__Data to process__:

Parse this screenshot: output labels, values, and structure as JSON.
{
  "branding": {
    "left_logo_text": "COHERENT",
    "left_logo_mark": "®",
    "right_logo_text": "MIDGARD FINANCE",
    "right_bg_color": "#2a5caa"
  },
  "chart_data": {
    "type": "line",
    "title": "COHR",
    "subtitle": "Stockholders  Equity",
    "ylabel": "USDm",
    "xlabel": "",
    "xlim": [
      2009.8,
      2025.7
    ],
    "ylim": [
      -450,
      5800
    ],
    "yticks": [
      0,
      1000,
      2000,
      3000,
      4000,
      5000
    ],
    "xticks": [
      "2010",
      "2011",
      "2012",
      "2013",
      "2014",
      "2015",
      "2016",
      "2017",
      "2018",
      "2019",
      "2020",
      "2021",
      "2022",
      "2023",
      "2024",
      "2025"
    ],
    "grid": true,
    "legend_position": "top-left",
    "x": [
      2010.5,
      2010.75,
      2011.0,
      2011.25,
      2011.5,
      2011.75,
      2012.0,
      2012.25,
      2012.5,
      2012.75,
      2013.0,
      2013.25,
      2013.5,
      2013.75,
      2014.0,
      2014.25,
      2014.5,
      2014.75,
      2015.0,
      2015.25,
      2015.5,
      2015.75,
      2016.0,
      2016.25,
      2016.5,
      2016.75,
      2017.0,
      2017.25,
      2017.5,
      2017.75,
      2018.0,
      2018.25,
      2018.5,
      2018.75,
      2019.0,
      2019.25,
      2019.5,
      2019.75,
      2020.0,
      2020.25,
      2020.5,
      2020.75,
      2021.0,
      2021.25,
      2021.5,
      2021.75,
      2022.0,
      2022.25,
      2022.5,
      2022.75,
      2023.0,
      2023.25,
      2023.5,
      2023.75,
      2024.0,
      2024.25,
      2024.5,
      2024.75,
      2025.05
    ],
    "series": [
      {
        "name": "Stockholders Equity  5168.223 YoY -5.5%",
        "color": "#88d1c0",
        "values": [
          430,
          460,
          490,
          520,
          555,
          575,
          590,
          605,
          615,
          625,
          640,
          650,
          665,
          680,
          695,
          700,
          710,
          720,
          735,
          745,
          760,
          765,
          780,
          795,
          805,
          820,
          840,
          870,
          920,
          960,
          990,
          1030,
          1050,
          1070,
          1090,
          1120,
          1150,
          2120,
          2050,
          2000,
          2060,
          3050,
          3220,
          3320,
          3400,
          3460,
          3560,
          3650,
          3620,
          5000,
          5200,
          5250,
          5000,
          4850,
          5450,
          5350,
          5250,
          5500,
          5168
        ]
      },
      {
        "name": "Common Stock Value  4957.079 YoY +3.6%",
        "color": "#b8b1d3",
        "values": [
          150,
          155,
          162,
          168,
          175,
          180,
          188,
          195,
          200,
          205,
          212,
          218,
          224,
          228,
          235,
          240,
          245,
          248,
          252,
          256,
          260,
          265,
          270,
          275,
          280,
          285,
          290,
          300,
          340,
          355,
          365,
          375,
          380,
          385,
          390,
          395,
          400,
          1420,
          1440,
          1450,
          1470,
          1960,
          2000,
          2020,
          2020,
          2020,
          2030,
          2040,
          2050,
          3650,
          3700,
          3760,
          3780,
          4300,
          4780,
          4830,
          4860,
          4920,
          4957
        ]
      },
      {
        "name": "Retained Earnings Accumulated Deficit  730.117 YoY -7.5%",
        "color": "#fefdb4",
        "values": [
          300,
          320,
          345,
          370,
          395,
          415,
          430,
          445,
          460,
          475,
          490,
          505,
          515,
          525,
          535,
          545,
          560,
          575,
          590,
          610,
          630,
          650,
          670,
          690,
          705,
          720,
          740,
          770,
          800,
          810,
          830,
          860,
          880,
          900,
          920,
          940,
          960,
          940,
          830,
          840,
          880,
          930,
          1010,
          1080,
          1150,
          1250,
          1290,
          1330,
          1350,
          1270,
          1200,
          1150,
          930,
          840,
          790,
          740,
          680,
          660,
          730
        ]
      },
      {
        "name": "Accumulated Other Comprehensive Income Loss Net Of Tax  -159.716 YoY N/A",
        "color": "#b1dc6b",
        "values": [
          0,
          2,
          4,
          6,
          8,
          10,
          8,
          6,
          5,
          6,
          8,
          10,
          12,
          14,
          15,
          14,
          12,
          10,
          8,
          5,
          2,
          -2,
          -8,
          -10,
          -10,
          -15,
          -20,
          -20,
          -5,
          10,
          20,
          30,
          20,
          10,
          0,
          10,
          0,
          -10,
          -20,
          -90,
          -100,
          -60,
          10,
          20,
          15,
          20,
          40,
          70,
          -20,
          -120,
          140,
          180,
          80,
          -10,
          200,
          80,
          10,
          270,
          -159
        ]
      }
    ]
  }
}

__What to do__: From the records above, pick out and copy each line holding the word "Stockholders".

__Exercise answer__:
    "subtitle": "Stockholders  Equity",
        "name": "Stockholders Equity  5168.223 YoY -5.5%",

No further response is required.